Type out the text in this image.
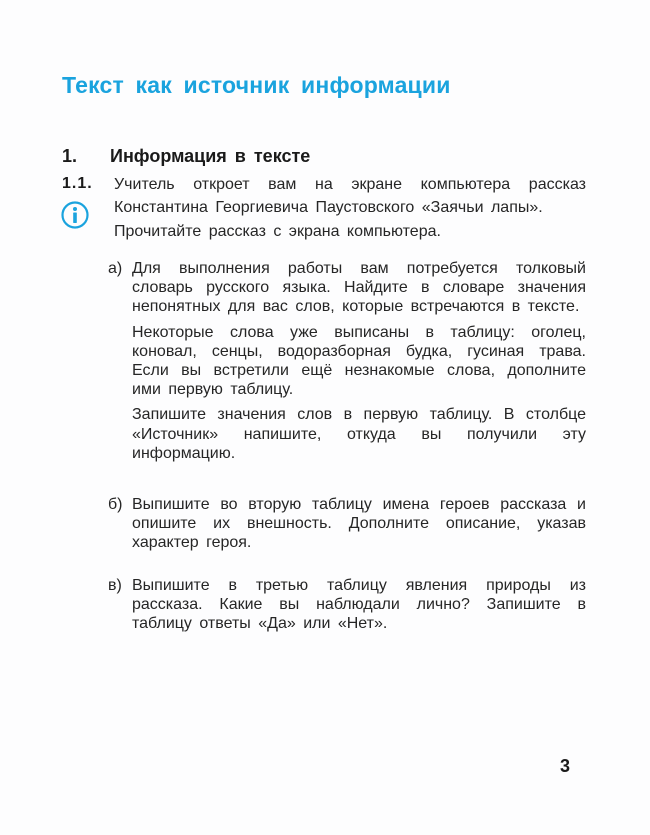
Текст как источник информации
1. Информация в тексте
1.1. Учитель откроет вам на экране компьютера рассказ
Константина Георгиевича Паустовского «Заячьи лапы».
Прочитайте рассказ с экрана компьютера.
а) Для выполнения работы вам потребуется толковый словарь русского языка. Найдите в словаре значения непонятных для вас слов, которые встречаются в тексте.

Некоторые слова уже выписаны в таблицу: оголец, коновал, сенцы, водоразборная будка, гусиная трава. Если вы встретили ещё незнакомые слова, дополните ими первую таблицу.

Запишите значения слов в первую таблицу. В столбце «Источник» напишите, откуда вы получили эту информацию.

б) Выпишите во вторую таблицу имена героев рассказа и опишите их внешность. Дополните описание, указав характер героя.

в) Выпишите в третью таблицу явления природы из рассказа. Какие вы наблюдали лично? Запишите в таблицу ответы «Да» или «Нет».

3
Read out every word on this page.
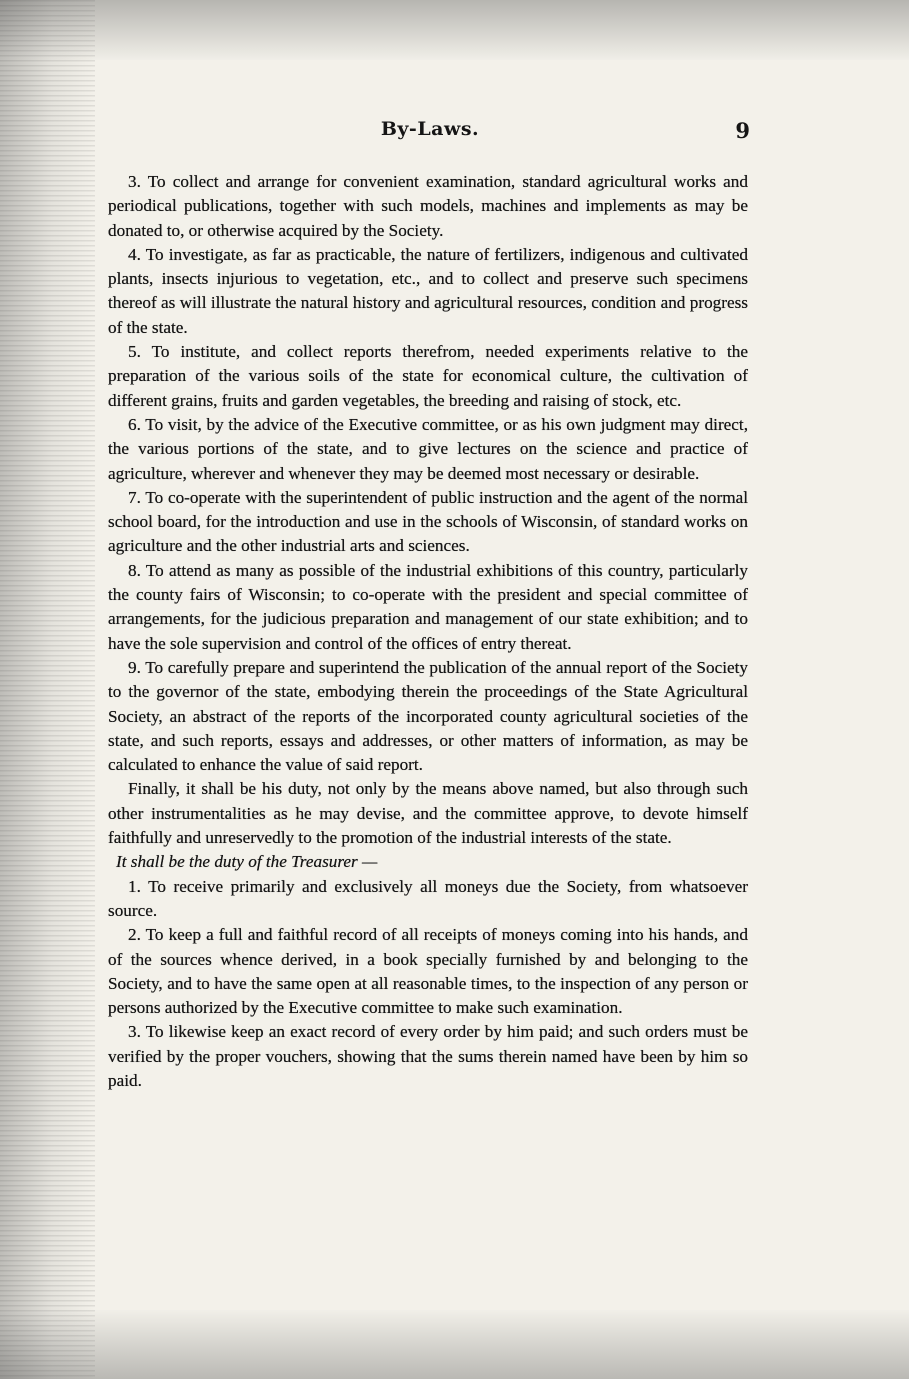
By-Laws.	9

3. To collect and arrange for convenient examination, standard agricultural works and periodical publications, together with such models, machines and implements as may be donated to, or otherwise acquired by the Society.

4. To investigate, as far as practicable, the nature of fertilizers, indigenous and cultivated plants, insects injurious to vegetation, etc., and to collect and preserve such specimens thereof as will illustrate the natural history and agricultural resources, condition and progress of the state.

5. To institute, and collect reports therefrom, needed experiments relative to the preparation of the various soils of the state for economical culture, the cultivation of different grains, fruits and garden vegetables, the breeding and raising of stock, etc.

6. To visit, by the advice of the Executive committee, or as his own judgment may direct, the various portions of the state, and to give lectures on the science and practice of agriculture, wherever and whenever they may be deemed most necessary or desirable.

7. To co-operate with the superintendent of public instruction and the agent of the normal school board, for the introduction and use in the schools of Wisconsin, of standard works on agriculture and the other industrial arts and sciences.

8. To attend as many as possible of the industrial exhibitions of this country, particularly the county fairs of Wisconsin; to co-operate with the president and special committee of arrangements, for the judicious preparation and management of our state exhibition; and to have the sole supervision and control of the offices of entry thereat.

9. To carefully prepare and superintend the publication of the annual report of the Society to the governor of the state, embodying therein the proceedings of the State Agricultural Society, an abstract of the reports of the incorporated county agricultural societies of the state, and such reports, essays and addresses, or other matters of information, as may be calculated to enhance the value of said report.

Finally, it shall be his duty, not only by the means above named, but also through such other instrumentalities as he may devise, and the committee approve, to devote himself faithfully and unreservedly to the promotion of the industrial interests of the state.

It shall be the duty of the Treasurer —

1. To receive primarily and exclusively all moneys due the Society, from whatsoever source.

2. To keep a full and faithful record of all receipts of moneys coming into his hands, and of the sources whence derived, in a book specially furnished by and belonging to the Society, and to have the same open at all reasonable times, to the inspection of any person or persons authorized by the Executive committee to make such examination.

3. To likewise keep an exact record of every order by him paid; and such orders must be verified by the proper vouchers, showing that the sums therein named have been by him so paid.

> _Task instructions_
Extract each line from the entries above that contains the string "agriculture".

> _Task output_
6. To visit, by the advice of the Executive committee, or as his own judgment may direct, the various portions of the state, and to give lectures on the science and practice of agriculture, wherever and whenever they may be deemed most necessary or desirable.
7. To co-operate with the superintendent of public instruction and the agent of the normal school board, for the introduction and use in the schools of Wisconsin, of standard works on agriculture and the other industrial arts and sciences.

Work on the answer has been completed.